"The Desperation Out There Is Paranormal"
Song of the Hour: Trouble by Elliott Smith; The Red Walls
I've been a mess this month. Trudging through finals, figuring out how to graduate, waking up and realizing I had like 3 days to do all my Christmas shopping, scrambling to get Joss' gifts together (half of which are already destroyed), going to Kinston to see my brother and his fam (a whole different nightmare), and then helping my dad get ready for a month in China-- it's been busy.
My dad left Friday night, driving to new york with his future (step)son-in-law, and went through a typical holiday traveling nightmare. waiting in the airport 6 hours, getting on the plane, some kind of fuel leak, wait another 3 hours in the terminal, get on another plane, the bathrooms don't work or something, get off again, wait for a 3rd plane, get on, leave-- having spent roughly 15 hours on the airport grounds. I think he's at the Great Wall right now, eating holiday fudge made by my godmother. It's soooo surreal I don't quite know what to do with myself. I mean, my dad's in China. Getting married. Does that blow anyone else's mind? It'll take a year for her to move to the states... maybe I'll figure this out by then. Perhaps "My Chinese Step-Mom" will make a good novel.
Christmas dinner at my
sister-in-law's grandmother's house was even more traumatizing this
year. Oh, in case I didn't mention it, Terry left my brother. By "left"
I mean moved in with her mother, who lives across the street. That way
my brother can look out the window every few hours at night and see
that she doesn't get home until 4 in the morning. I don't think much
has been officially filed yet, but it's a matter of time. The boys (12
and 5) are staying with my brother, though they have a time-share
going. Christmas morning involved the kids waking up at 8, and my
brother insisting that no one open presents until Terry got there. And
she showed up at 10. So picture 3 rowdy young boys on Christmas morning
having to sit on their hands for 2 hours. It was ugly. Jimmy tried to
pass the time by reading the damn nativity story, which of course made
it worse. By noon, when we left to go to Terry's grandmother's house,
it was tense to say the least.
Terry has like 5 aunts. One of them
is the bane of my existence. Loud, outspoken, nosy and domineering.
Terry's family gets serious kicks out of what they consider to be
subtle sexual innuendo. They literally "rib" each other. They're
breathing southern stereotypes, as much as I hate to say it. I've
always minded my P's and Q's with these people, because they're not
going to go away, you know? But with about 18 people in a 20x20 room,
asking my dad about his trip to China and impending marriage, I hear
the banal Aunt ask my dad, "You gonna get yourself some sponge baths,
Mr. Jimmy? (giggle giggle) This Chinese lady gonna give you some sponge
baths?" I snapped. She was maybe 5 feet from me, and I stared at her
until she looked at me and I asked, "What the hell is wrong with you?"

▶ _Rows_
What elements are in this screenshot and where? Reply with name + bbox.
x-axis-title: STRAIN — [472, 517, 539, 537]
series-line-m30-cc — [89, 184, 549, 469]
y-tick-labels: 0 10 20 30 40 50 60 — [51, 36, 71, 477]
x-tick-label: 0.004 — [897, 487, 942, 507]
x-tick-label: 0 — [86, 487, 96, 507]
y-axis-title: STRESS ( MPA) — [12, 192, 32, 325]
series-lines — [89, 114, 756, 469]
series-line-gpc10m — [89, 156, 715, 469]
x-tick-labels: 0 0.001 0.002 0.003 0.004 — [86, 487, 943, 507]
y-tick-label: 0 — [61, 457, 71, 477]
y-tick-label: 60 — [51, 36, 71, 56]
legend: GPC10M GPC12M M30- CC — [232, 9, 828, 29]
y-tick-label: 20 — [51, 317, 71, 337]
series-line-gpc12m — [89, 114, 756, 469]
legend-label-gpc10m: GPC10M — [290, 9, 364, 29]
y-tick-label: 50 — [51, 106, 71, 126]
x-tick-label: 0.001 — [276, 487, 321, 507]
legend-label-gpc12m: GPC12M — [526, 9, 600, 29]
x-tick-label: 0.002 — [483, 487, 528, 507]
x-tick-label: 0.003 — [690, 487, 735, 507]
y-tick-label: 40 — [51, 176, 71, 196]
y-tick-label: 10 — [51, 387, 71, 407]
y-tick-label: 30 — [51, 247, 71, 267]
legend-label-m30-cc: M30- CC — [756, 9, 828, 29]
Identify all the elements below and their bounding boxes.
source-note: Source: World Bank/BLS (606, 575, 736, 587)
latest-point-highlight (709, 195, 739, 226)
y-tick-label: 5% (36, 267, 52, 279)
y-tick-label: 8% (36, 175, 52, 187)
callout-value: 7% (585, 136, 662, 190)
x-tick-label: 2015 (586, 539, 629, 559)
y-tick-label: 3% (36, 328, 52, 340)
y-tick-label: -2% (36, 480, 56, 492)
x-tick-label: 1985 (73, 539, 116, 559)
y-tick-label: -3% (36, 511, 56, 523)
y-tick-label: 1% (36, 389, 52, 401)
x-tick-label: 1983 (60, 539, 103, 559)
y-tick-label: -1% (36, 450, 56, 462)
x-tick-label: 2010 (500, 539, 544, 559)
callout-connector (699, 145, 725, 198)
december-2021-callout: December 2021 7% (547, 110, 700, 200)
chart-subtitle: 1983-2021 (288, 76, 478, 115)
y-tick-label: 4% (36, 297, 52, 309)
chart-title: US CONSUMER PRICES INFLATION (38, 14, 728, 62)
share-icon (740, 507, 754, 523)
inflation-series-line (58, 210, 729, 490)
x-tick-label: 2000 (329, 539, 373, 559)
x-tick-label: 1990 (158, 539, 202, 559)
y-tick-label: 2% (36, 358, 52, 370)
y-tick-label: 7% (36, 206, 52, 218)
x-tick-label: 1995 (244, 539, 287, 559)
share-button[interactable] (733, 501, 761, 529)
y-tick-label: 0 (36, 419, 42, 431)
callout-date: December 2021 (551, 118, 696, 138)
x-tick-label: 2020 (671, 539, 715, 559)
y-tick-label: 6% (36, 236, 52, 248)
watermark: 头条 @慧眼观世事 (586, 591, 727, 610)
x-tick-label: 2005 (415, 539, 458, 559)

▶ _Exercise 1_
Rewrite the records from their first line down through the line containing "x-tick-label: 2000 (329, 539, 373, 559)", replacing "y-axis-title" with "vertical-axis-title" and keeping everything else unchanged.
▶ _Exercise 2_
Continue the blog post about the family Christmas dinner, beginning right after its final sentence.

▶ _Result 1_
What elements are in this screenshot and where? Reply with name + bbox.
x-axis-title: STRAIN — [472, 517, 539, 537]
series-line-m30-cc — [89, 184, 549, 469]
y-tick-labels: 0 10 20 30 40 50 60 — [51, 36, 71, 477]
x-tick-label: 0.004 — [897, 487, 942, 507]
x-tick-label: 0 — [86, 487, 96, 507]
vertical-axis-title: STRESS ( MPA) — [12, 192, 32, 325]
series-lines — [89, 114, 756, 469]
series-line-gpc10m — [89, 156, 715, 469]
x-tick-labels: 0 0.001 0.002 0.003 0.004 — [86, 487, 943, 507]
y-tick-label: 0 — [61, 457, 71, 477]
y-tick-label: 60 — [51, 36, 71, 56]
legend: GPC10M GPC12M M30- CC — [232, 9, 828, 29]
y-tick-label: 20 — [51, 317, 71, 337]
series-line-gpc12m — [89, 114, 756, 469]
legend-label-gpc10m: GPC10M — [290, 9, 364, 29]
y-tick-label: 50 — [51, 106, 71, 126]
x-tick-label: 0.001 — [276, 487, 321, 507]
legend-label-gpc12m: GPC12M — [526, 9, 600, 29]
x-tick-label: 0.002 — [483, 487, 528, 507]
x-tick-label: 0.003 — [690, 487, 735, 507]
y-tick-label: 40 — [51, 176, 71, 196]
y-tick-label: 10 — [51, 387, 71, 407]
y-tick-label: 30 — [51, 247, 71, 267]
legend-label-m30-cc: M30- CC — [756, 9, 828, 29]
Identify all the elements below and their bounding boxes.
source-note: Source: World Bank/BLS (606, 575, 736, 587)
latest-point-highlight (709, 195, 739, 226)
y-tick-label: 5% (36, 267, 52, 279)
y-tick-label: 8% (36, 175, 52, 187)
callout-value: 7% (585, 136, 662, 190)
x-tick-label: 2015 (586, 539, 629, 559)
y-tick-label: 3% (36, 328, 52, 340)
y-tick-label: -2% (36, 480, 56, 492)
x-tick-label: 1985 (73, 539, 116, 559)
y-tick-label: -3% (36, 511, 56, 523)
y-tick-label: 1% (36, 389, 52, 401)
x-tick-label: 1983 (60, 539, 103, 559)
y-tick-label: -1% (36, 450, 56, 462)
x-tick-label: 2010 (500, 539, 544, 559)
callout-connector (699, 145, 725, 198)
december-2021-callout: December 2021 7% (547, 110, 700, 200)
chart-subtitle: 1983-2021 (288, 76, 478, 115)
y-tick-label: 4% (36, 297, 52, 309)
chart-title: US CONSUMER PRICES INFLATION (38, 14, 728, 62)
share-icon (740, 507, 754, 523)
inflation-series-line (58, 210, 729, 490)
x-tick-label: 2000 (329, 539, 373, 559)

▶ _Result 2_
As much as I HATE making people uncomfortable, I did get a tiny amount
of satisfaction watching her squirm and realize that I didn't find her
comments appropriate. I ignored her for about an hour, but guilt got to
me and I was nice to her the rest of the afternoon. I can only hope
there will come a holiday when I don't have to talk to Those People.
One year where I don't have to listen to why there needs to be a wall
around south Texas, or how a Clinton is an anti-christ. 17 years I've
seen these people every goddamn christmas.
Well, at least we didn't have to sing happy birthday to baby jesus this year. No, I'm not kidding.
Brian got me season 1 of MacGyver for Christmas, and I've been having a lot of fun watching it with Joss. I think he's getting into the science stuff a little bit, which of course makes me happy. He's full of interesting observations-- "Mom, Macgyver kisses a lot of different girls, but he doesn't marry any of them!" No, sweety, no he doesn't. I really loved the show when I was little, and it's cool to watch Joss try to figure out exactly what that man is going to do with a bucket, a towel, a swiss army knife, and match to get those gypsies out of prison. It's a kid-friendly show, which is refreshing. There's still violence, but it's manageable.
I've got to see a lot of friends this holiday, though it hasn't been the same without DD. Andy's back from London, I had lunch with Amanda, I got to have lunch with Sara and her fam, and to catch up with Suzy. It's been great. I do wonder what's happened to Chrissy, David K., and Owen-- but I just assume that if they're around they'll let me know.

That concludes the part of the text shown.